*** Opening Given records ***

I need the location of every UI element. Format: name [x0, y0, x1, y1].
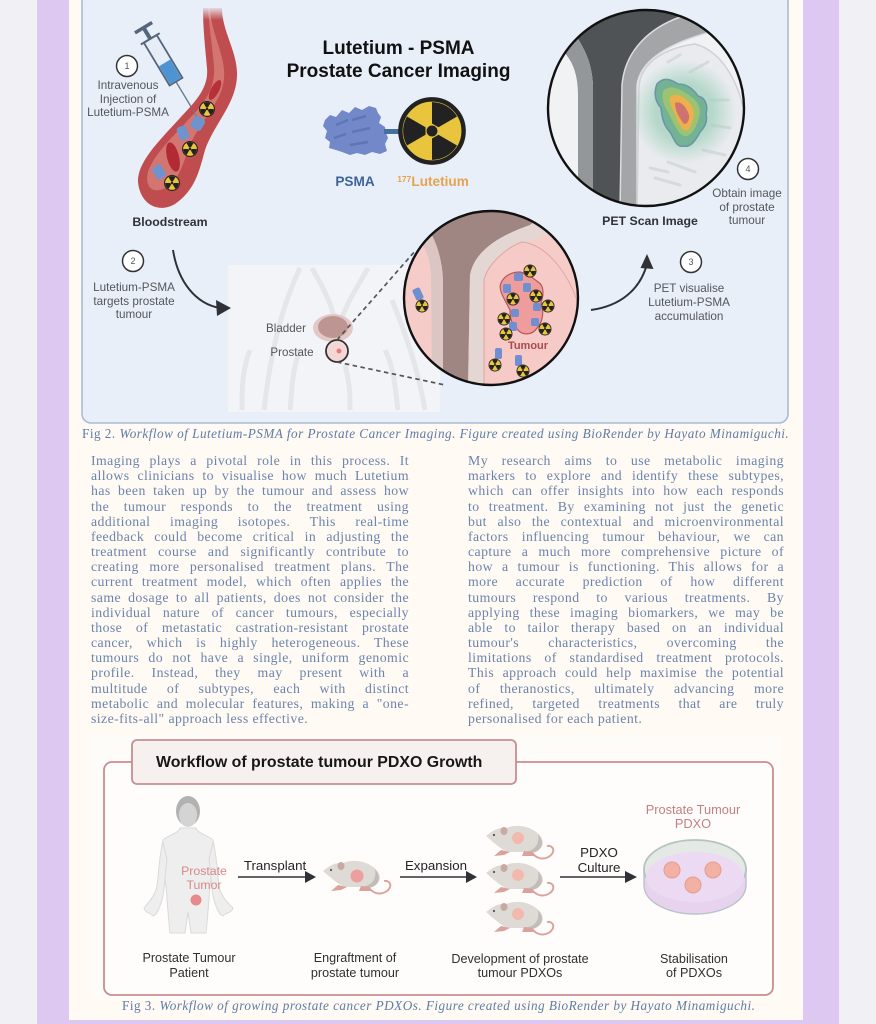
panel: PDXO workflow [90, 735, 780, 1000]
step 3 label: accumulation [655, 310, 723, 323]
PSMA label: PSMA [335, 174, 375, 189]
text block: right column: factors influencing tumour behaviour, we can [468, 529, 784, 544]
text block: right column: personalised for each patient. [468, 711, 642, 726]
arrow: PET visualise [591, 254, 654, 310]
caption: patient: Patient [169, 966, 209, 980]
text block: left column: profile. Instead, they may present with a [91, 665, 409, 680]
icon: PSMA protein [323, 106, 388, 155]
caption: engraftment: prostate tumour [311, 966, 399, 980]
caption: patient [142, 951, 236, 980]
icon: patient body [144, 796, 233, 933]
text block: left column: tumours do not have a single, uniform genomic [91, 650, 409, 665]
text block: left column: additional imaging isotopes. This real-time [91, 514, 409, 529]
icon: syringe [134, 22, 202, 116]
177Lutetium label: 177 [397, 174, 412, 184]
caption: patient: Prostate Tumour [142, 951, 236, 965]
arrow: targets prostate [173, 250, 231, 316]
step 1 label: Injection of [100, 93, 157, 106]
step 4 label: tumour [729, 214, 765, 227]
text block: left column: those of metastatic castration-resistant prostate [91, 620, 409, 635]
text block: left column: has been taken up by the tumour and assess how [91, 483, 409, 498]
text block: right column [468, 453, 784, 726]
text block: right column: refined, targeted treatments that are truly [468, 696, 784, 711]
step 3 label: PET visualise [654, 282, 724, 295]
step 4 label: of prostate [719, 201, 775, 214]
title [287, 38, 510, 82]
PDXO culture arrow: PDXO [580, 845, 618, 860]
text block: right column: which can offer insights into how each responds [468, 483, 784, 498]
bladder label: Bladder [266, 322, 306, 335]
prostate tumour PDXO label: PDXO [675, 816, 711, 831]
177Lutetium label: Lutetium [411, 174, 469, 189]
step 1 label: Lutetium-PSMA [87, 106, 169, 119]
PDXO culture arrow [560, 845, 637, 883]
step 1 label [87, 56, 169, 119]
text block: right column: limitations of standardised treatment protocols. [468, 650, 784, 665]
panel: Lutetium-PSMA imaging figure [82, 0, 788, 423]
caption: development: Development of prostate [451, 952, 589, 966]
step 2 label: 2 [130, 256, 136, 266]
step 1 label: Intravenous [97, 79, 159, 92]
figure 2 caption: Fig 2. Workflow of Lutetium-PSMA for Prostate Cancer Imaging. Figure created using BioRender by Hayato Minamiguchi. [82, 426, 789, 441]
text block: left column: allows clinicians to visualise how much Lutetium [91, 468, 409, 483]
text block: left column: Imaging plays a pivotal role in this process. It [91, 453, 409, 468]
text block: left column: feedback could become critical in adjusting the [91, 529, 409, 544]
caption: stabilisation [660, 952, 728, 980]
title: Lutetium - PSMA [322, 38, 475, 59]
icon: PSMA connector [384, 129, 400, 134]
caption: stabilisation: of PDXOs [666, 966, 722, 980]
text block: right column: how a tumour is functioning. This allows for a [468, 559, 784, 574]
text block: left column: individual nature of cancer tumours, especially [91, 605, 409, 620]
text block: right column: able to tailor therapy based on an individual [468, 620, 784, 635]
transplant arrow: Transplant [244, 858, 306, 873]
text block: left column: current treatment model, which often applies the [91, 574, 409, 589]
caption: engraftment: Engraftment of [314, 951, 397, 965]
step 2 label: targets prostate [93, 295, 175, 308]
step 3 label: Lutetium-PSMA [648, 296, 730, 309]
text block: right column: capture a much more comprehensive picture of [468, 544, 784, 559]
text block: right column: of theranostics, ultimately advancing more [468, 681, 784, 696]
text block: right column: markers to explore and identify these subtypes, [468, 468, 784, 483]
expansion arrow [400, 858, 477, 883]
text block: right column: but also the contextual and microenvironmental [468, 514, 784, 529]
PET scan label: PET Scan Image [602, 214, 698, 228]
step 4 label: 4 [745, 164, 751, 174]
caption: engraftment [311, 951, 399, 980]
title: Prostate Cancer Imaging [287, 61, 510, 82]
step 3 label: 3 [688, 257, 694, 267]
zoom circle: tumour with Lutetium-PSMA [402, 210, 580, 386]
text block: right column: more accurate prediction of how different [468, 574, 784, 589]
text block: left column: metabolic and molecular features, making a "one- [91, 696, 409, 711]
text block: left column: creating more personalised treatment plans. The [91, 559, 409, 574]
icon: blood vessel [138, 6, 237, 208]
text block: left column: the tumour responds to the treatment using [91, 499, 409, 514]
expansion arrow: Expansion [405, 858, 467, 873]
text block: right column: This approach could help maximise the potential [468, 665, 784, 680]
icon: radiation symbol [400, 99, 464, 163]
workflow header: Workflow of prostate tumour PDXO Growth [156, 754, 482, 771]
text block: right column: to treatment. By examining not just the genetic [468, 499, 784, 514]
prostate tumor label [181, 864, 227, 892]
prostate tumor label: Prostate [181, 864, 227, 878]
prostate tumour PDXO label: Prostate Tumour [646, 802, 741, 817]
text block: left column: size-fits-all" approach less effective. [91, 711, 308, 726]
figure 3 caption: Fig 3. Workflow of growing prostate cancer PDXOs. Figure created using BioRender by Hayato Minamiguchi. [122, 998, 755, 1013]
step 4 label [712, 158, 782, 227]
step 3 label [648, 252, 730, 323]
text block: left column: same dosage to all patients, does not consider the [91, 590, 409, 605]
icon: three PDXO mice [486, 826, 553, 934]
text block: right column: tumour's characteristics, overcoming the [468, 635, 784, 650]
text block: right column: My research aims to use metabolic imaging [468, 453, 784, 468]
caption: development: tumour PDXOs [478, 966, 562, 980]
tumour label: Tumour [508, 340, 549, 352]
prostate tumor label: Tumor [186, 878, 222, 892]
step 2 label [93, 250, 175, 321]
text block: right column: applying these imaging biomarkers, we may be [468, 605, 784, 620]
caption: stabilisation: Stabilisation [660, 952, 728, 966]
transplant arrow [238, 858, 316, 883]
bloodstream label: Bloodstream [132, 215, 208, 229]
icon: engrafted mouse [323, 861, 390, 893]
text block: left column: cancer, which is highly heterogeneous. These [91, 635, 409, 650]
prostate label: Prostate [270, 346, 314, 359]
pelvis illustration [228, 265, 440, 412]
text block: left column: treatment course and significantly contribute to [91, 544, 409, 559]
dashed zoom lines [337, 250, 445, 385]
PET scan circle [546, 8, 746, 208]
text block: right column: tumours respond to various treatments. By [468, 590, 784, 605]
text block: left column [91, 453, 409, 726]
icon: petri dish [644, 840, 746, 914]
step 4 label: Obtain image [712, 187, 782, 200]
workflow header [132, 740, 516, 784]
step 2 label: Lutetium-PSMA [93, 281, 175, 294]
PDXO culture arrow: Culture [578, 860, 620, 875]
step 2 label: tumour [116, 308, 152, 321]
prostate tumour PDXO label [646, 802, 741, 831]
step 1 label: 1 [124, 61, 130, 71]
caption: development [451, 952, 589, 980]
text block: left column: multitude of subtypes, each with distinct [91, 681, 409, 696]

*** Closing Given records ***

What is needed: Hand back all the entries exactly, leaving out the pictures.

Output for this exercise:
I need the location of every UI element. Format: name [x0, y0, x1, y1].
panel: PDXO workflow [90, 735, 780, 1000]
step 3 label: accumulation [655, 310, 723, 323]
PSMA label: PSMA [335, 174, 375, 189]
text block: right column: factors influencing tumour behaviour, we can [468, 529, 784, 544]
text block: right column: personalised for each patient. [468, 711, 642, 726]
arrow: PET visualise [591, 254, 654, 310]
caption: patient: Patient [169, 966, 209, 980]
text block: left column: profile. Instead, they may present with a [91, 665, 409, 680]
icon: PSMA protein [323, 106, 388, 155]
caption: engraftment: prostate tumour [311, 966, 399, 980]
caption: patient [142, 951, 236, 980]
icon: patient body [144, 796, 233, 933]
text block: left column: tumours do not have a single, uniform genomic [91, 650, 409, 665]
text block: left column: additional imaging isotopes. This real-time [91, 514, 409, 529]
icon: syringe [134, 22, 202, 116]
177Lutetium label: 177 [397, 174, 412, 184]
caption: patient: Prostate Tumour [142, 951, 236, 965]
arrow: targets prostate [173, 250, 231, 316]
step 1 label: Injection of [100, 93, 157, 106]
step 4 label: tumour [729, 214, 765, 227]
text block: left column: those of metastatic castration-resistant prostate [91, 620, 409, 635]
text block: left column: has been taken up by the tumour and assess how [91, 483, 409, 498]
text block: right column [468, 453, 784, 726]
text block: right column: refined, targeted treatments that are truly [468, 696, 784, 711]
step 3 label: PET visualise [654, 282, 724, 295]
step 4 label: of prostate [719, 201, 775, 214]
title [287, 38, 510, 82]
PDXO culture arrow: PDXO [580, 845, 618, 860]
text block: right column: which can offer insights into how each responds [468, 483, 784, 498]
bladder label: Bladder [266, 322, 306, 335]
prostate tumour PDXO label: PDXO [675, 816, 711, 831]
177Lutetium label: Lutetium [411, 174, 469, 189]
step 1 label: Lutetium-PSMA [87, 106, 169, 119]
PDXO culture arrow [560, 845, 637, 883]
step 1 label [87, 56, 169, 119]
text block: right column: limitations of standardised treatment protocols. [468, 650, 784, 665]
panel: Lutetium-PSMA imaging figure [82, 0, 788, 423]
caption: development: Development of prostate [451, 952, 589, 966]
step 2 label: 2 [130, 256, 136, 266]
step 1 label: Intravenous [97, 79, 159, 92]
figure 2 caption: Fig 2. Workflow of Lutetium-PSMA for Prostate Cancer Imaging. Figure created using BioRender by Hayato Minamiguchi. [82, 426, 789, 441]
text block: left column: allows clinicians to visualise how much Lutetium [91, 468, 409, 483]
text block: left column: Imaging plays a pivotal role in this process. It [91, 453, 409, 468]
text block: left column: feedback could become critical in adjusting the [91, 529, 409, 544]
caption: stabilisation [660, 952, 728, 980]
title: Lutetium - PSMA [322, 38, 475, 59]
icon: PSMA connector [384, 129, 400, 134]
caption: stabilisation: of PDXOs [666, 966, 722, 980]
text block: right column: how a tumour is functioning. This allows for a [468, 559, 784, 574]
text block: left column: individual nature of cancer tumours, especially [91, 605, 409, 620]
text block: right column: able to tailor therapy based on an individual [468, 620, 784, 635]
transplant arrow: Transplant [244, 858, 306, 873]
text block: left column: current treatment model, which often applies the [91, 574, 409, 589]
caption: engraftment: Engraftment of [314, 951, 397, 965]
step 2 label: targets prostate [93, 295, 175, 308]
step 3 label: Lutetium-PSMA [648, 296, 730, 309]
text block: right column: capture a much more comprehensive picture of [468, 544, 784, 559]
text block: right column: of theranostics, ultimately advancing more [468, 681, 784, 696]
text block: right column: markers to explore and identify these subtypes, [468, 468, 784, 483]
expansion arrow [400, 858, 477, 883]
text block: right column: but also the contextual and microenvironmental [468, 514, 784, 529]
PET scan label: PET Scan Image [602, 214, 698, 228]
step 4 label: 4 [745, 164, 751, 174]
caption: engraftment [311, 951, 399, 980]
title: Prostate Cancer Imaging [287, 61, 510, 82]
step 3 label: 3 [688, 257, 694, 267]
zoom circle: tumour with Lutetium-PSMA [402, 210, 580, 386]
text block: right column: more accurate prediction of how different [468, 574, 784, 589]
text block: left column: metabolic and molecular features, making a "one- [91, 696, 409, 711]
text block: left column: creating more personalised treatment plans. The [91, 559, 409, 574]
icon: blood vessel [138, 6, 237, 208]
text block: left column: the tumour responds to the treatment using [91, 499, 409, 514]
expansion arrow: Expansion [405, 858, 467, 873]
text block: right column: This approach could help maximise the potential [468, 665, 784, 680]
icon: radiation symbol [400, 99, 464, 163]
workflow header: Workflow of prostate tumour PDXO Growth [156, 754, 482, 771]
text block: right column: to treatment. By examining not just the genetic [468, 499, 784, 514]
prostate tumor label [181, 864, 227, 892]
prostate tumor label: Prostate [181, 864, 227, 878]
prostate tumour PDXO label: Prostate Tumour [646, 802, 741, 817]
text block: left column: size-fits-all" approach less effective. [91, 711, 308, 726]
figure 3 caption: Fig 3. Workflow of growing prostate cancer PDXOs. Figure created using BioRender by Hayato Minamiguchi. [122, 998, 755, 1013]
step 4 label [712, 158, 782, 227]
step 3 label [648, 252, 730, 323]
text block: left column: same dosage to all patients, does not consider the [91, 590, 409, 605]
icon: three PDXO mice [486, 826, 553, 934]
text block: right column: tumour's characteristics, overcoming the [468, 635, 784, 650]
text block: right column: My research aims to use metabolic imaging [468, 453, 784, 468]
caption: development: tumour PDXOs [478, 966, 562, 980]
tumour label: Tumour [508, 340, 549, 352]
prostate tumor label: Tumor [186, 878, 222, 892]
step 2 label [93, 250, 175, 321]
text block: right column: applying these imaging biomarkers, we may be [468, 605, 784, 620]
caption: stabilisation: Stabilisation [660, 952, 728, 966]
transplant arrow [238, 858, 316, 883]
bloodstream label: Bloodstream [132, 215, 208, 229]
icon: engrafted mouse [323, 861, 390, 893]
text block: left column: cancer, which is highly heterogeneous. These [91, 635, 409, 650]
prostate label: Prostate [270, 346, 314, 359]
pelvis illustration [228, 265, 440, 412]
text block: left column: treatment course and significantly contribute to [91, 544, 409, 559]
dashed zoom lines [337, 250, 445, 385]
PET scan circle [546, 8, 746, 208]
text block: right column: tumours respond to various treatments. By [468, 590, 784, 605]
text block: left column [91, 453, 409, 726]
icon: petri dish [644, 840, 746, 914]
step 4 label: Obtain image [712, 187, 782, 200]
workflow header [132, 740, 516, 784]
step 2 label: Lutetium-PSMA [93, 281, 175, 294]
PDXO culture arrow: Culture [578, 860, 620, 875]
step 2 label: tumour [116, 308, 152, 321]
prostate tumour PDXO label [646, 802, 741, 831]
step 1 label: 1 [124, 61, 130, 71]
caption: development [451, 952, 589, 980]
text block: left column: multitude of subtypes, each with distinct [91, 681, 409, 696]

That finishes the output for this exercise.